Write out the material exactly, leaving every picture behind.

::: Provided records :::

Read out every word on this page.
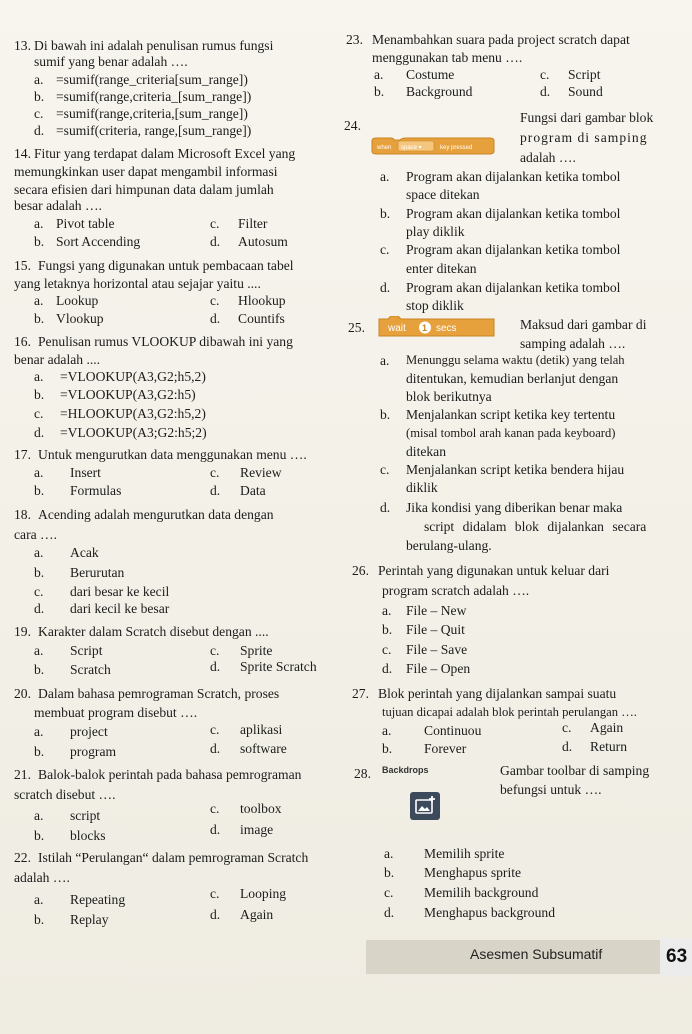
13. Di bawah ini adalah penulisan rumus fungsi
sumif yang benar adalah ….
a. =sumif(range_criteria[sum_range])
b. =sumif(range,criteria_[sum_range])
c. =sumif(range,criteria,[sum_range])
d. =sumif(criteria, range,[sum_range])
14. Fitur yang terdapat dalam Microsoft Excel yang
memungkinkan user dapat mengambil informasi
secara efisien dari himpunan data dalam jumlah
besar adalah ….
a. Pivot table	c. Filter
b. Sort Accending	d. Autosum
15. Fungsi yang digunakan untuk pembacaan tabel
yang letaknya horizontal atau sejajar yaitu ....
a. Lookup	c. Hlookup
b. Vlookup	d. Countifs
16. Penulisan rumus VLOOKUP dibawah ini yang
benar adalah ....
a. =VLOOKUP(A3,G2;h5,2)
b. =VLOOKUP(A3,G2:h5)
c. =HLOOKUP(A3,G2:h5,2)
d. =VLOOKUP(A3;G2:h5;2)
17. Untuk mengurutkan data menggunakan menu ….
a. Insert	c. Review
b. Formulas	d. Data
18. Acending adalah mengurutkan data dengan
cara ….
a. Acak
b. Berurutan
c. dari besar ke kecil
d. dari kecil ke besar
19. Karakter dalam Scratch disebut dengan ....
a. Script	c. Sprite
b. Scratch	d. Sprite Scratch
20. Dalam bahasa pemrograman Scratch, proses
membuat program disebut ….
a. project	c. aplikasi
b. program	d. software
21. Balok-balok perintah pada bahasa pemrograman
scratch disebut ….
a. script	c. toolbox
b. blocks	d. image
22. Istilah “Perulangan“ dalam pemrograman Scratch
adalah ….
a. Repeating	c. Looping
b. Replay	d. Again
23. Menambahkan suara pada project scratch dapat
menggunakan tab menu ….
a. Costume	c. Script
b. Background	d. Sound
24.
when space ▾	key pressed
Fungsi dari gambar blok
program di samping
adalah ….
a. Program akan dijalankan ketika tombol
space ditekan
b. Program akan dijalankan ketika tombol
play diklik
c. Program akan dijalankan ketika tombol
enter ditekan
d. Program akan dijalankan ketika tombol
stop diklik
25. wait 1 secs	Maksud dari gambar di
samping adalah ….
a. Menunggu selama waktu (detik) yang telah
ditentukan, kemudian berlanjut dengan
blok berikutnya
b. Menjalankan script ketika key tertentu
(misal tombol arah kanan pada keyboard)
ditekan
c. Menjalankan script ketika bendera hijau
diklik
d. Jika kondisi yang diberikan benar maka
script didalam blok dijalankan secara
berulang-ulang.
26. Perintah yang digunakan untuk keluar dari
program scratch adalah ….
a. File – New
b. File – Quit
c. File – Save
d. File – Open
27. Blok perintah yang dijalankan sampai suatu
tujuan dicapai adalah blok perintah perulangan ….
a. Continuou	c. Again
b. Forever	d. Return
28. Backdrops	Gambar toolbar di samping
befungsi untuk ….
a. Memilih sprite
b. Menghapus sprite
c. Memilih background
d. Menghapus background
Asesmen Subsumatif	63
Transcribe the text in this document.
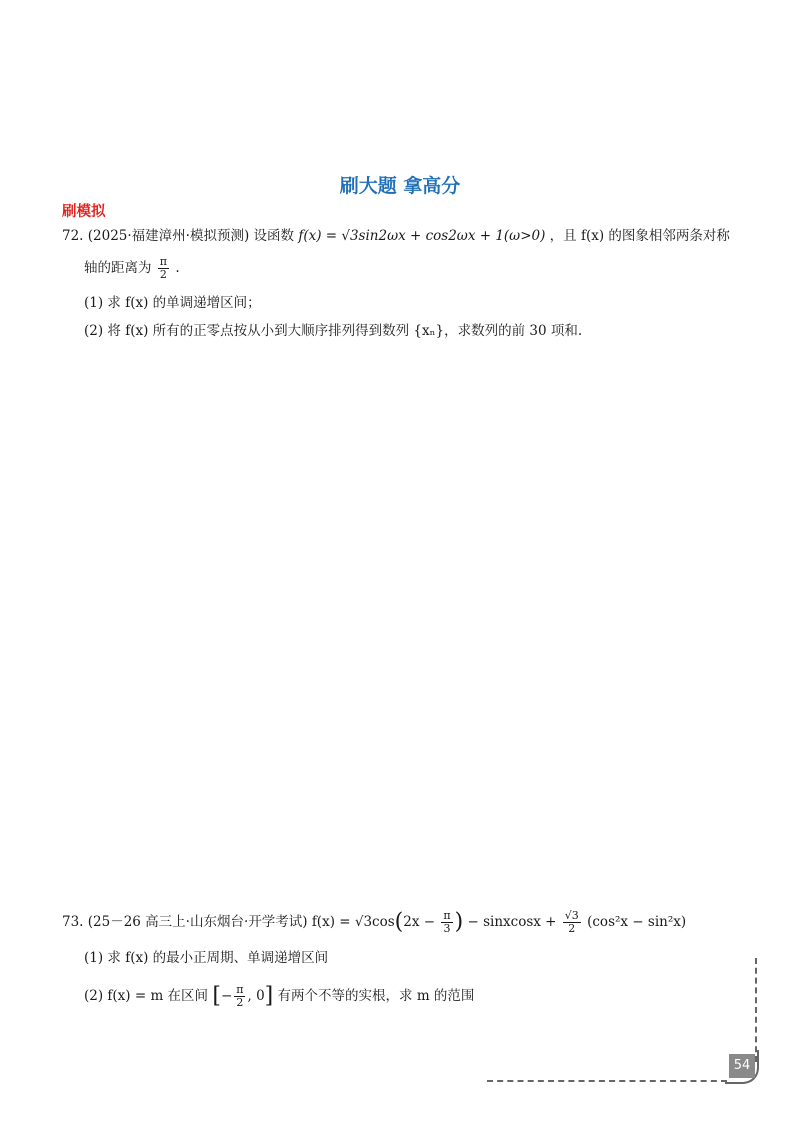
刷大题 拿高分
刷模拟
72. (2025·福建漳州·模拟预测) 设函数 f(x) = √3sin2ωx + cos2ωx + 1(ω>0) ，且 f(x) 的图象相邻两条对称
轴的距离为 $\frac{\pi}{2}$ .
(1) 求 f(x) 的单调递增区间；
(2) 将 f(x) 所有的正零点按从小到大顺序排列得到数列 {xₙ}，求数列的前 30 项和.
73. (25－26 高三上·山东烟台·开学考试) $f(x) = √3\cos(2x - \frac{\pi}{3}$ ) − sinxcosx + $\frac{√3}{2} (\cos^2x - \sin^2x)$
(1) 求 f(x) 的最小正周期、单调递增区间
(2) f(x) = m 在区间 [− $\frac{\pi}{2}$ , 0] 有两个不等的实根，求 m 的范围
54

:::

Complete response
Read out every word on this page.
13. Di bawah ini adalah penulisan rumus fungsi
sumif yang benar adalah ….
a. =sumif(range_criteria[sum_range])
b. =sumif(range,criteria_[sum_range])
c. =sumif(range,criteria,[sum_range])
d. =sumif(criteria, range,[sum_range])
14. Fitur yang terdapat dalam Microsoft Excel yang
memungkinkan user dapat mengambil informasi
secara efisien dari himpunan data dalam jumlah
besar adalah ….
a. Pivot table	c. Filter
b. Sort Accending	d. Autosum
15. Fungsi yang digunakan untuk pembacaan tabel
yang letaknya horizontal atau sejajar yaitu ....
a. Lookup	c. Hlookup
b. Vlookup	d. Countifs
16. Penulisan rumus VLOOKUP dibawah ini yang
benar adalah ....
a. =VLOOKUP(A3,G2;h5,2)
b. =VLOOKUP(A3,G2:h5)
c. =HLOOKUP(A3,G2:h5,2)
d. =VLOOKUP(A3;G2:h5;2)
17. Untuk mengurutkan data menggunakan menu ….
a. Insert	c. Review
b. Formulas	d. Data
18. Acending adalah mengurutkan data dengan
cara ….
a. Acak
b. Berurutan
c. dari besar ke kecil
d. dari kecil ke besar
19. Karakter dalam Scratch disebut dengan ....
a. Script	c. Sprite
b. Scratch	d. Sprite Scratch
20. Dalam bahasa pemrograman Scratch, proses
membuat program disebut ….
a. project	c. aplikasi
b. program	d. software
21. Balok-balok perintah pada bahasa pemrograman
scratch disebut ….
a. script	c. toolbox
b. blocks	d. image
22. Istilah “Perulangan“ dalam pemrograman Scratch
adalah ….
a. Repeating	c. Looping
b. Replay	d. Again
23. Menambahkan suara pada project scratch dapat
menggunakan tab menu ….
a. Costume	c. Script
b. Background	d. Sound
24.
when space ▾	key pressed
Fungsi dari gambar blok
program di samping
adalah ….
a. Program akan dijalankan ketika tombol
space ditekan
b. Program akan dijalankan ketika tombol
play diklik
c. Program akan dijalankan ketika tombol
enter ditekan
d. Program akan dijalankan ketika tombol
stop diklik
25. wait 1 secs	Maksud dari gambar di
samping adalah ….
a. Menunggu selama waktu (detik) yang telah
ditentukan, kemudian berlanjut dengan
blok berikutnya
b. Menjalankan script ketika key tertentu
(misal tombol arah kanan pada keyboard)
ditekan
c. Menjalankan script ketika bendera hijau
diklik
d. Jika kondisi yang diberikan benar maka
script didalam blok dijalankan secara
berulang-ulang.
26. Perintah yang digunakan untuk keluar dari
program scratch adalah ….
a. File – New
b. File – Quit
c. File – Save
d. File – Open
27. Blok perintah yang dijalankan sampai suatu
tujuan dicapai adalah blok perintah perulangan ….
a. Continuou	c. Again
b. Forever	d. Return
28. Backdrops	Gambar toolbar di samping
befungsi untuk ….
a. Memilih sprite
b. Menghapus sprite
c. Memilih background
d. Menghapus background
Asesmen Subsumatif	63
Transcribe the text in this document.
刷大题 拿高分
刷模拟
72. (2025·福建漳州·模拟预测) 设函数 f(x) = √3sin2ωx + cos2ωx + 1(ω>0) ，且 f(x) 的图象相邻两条对称
轴的距离为 $\frac{\pi}{2}$ .
(1) 求 f(x) 的单调递增区间；
(2) 将 f(x) 所有的正零点按从小到大顺序排列得到数列 {xₙ}，求数列的前 30 项和.
73. (25－26 高三上·山东烟台·开学考试) $f(x) = √3\cos(2x - \frac{\pi}{3}$ ) − sinxcosx + $\frac{√3}{2} (\cos^2x - \sin^2x)$
(1) 求 f(x) 的最小正周期、单调递增区间
(2) f(x) = m 在区间 [− $\frac{\pi}{2}$ , 0] 有两个不等的实根，求 m 的范围
54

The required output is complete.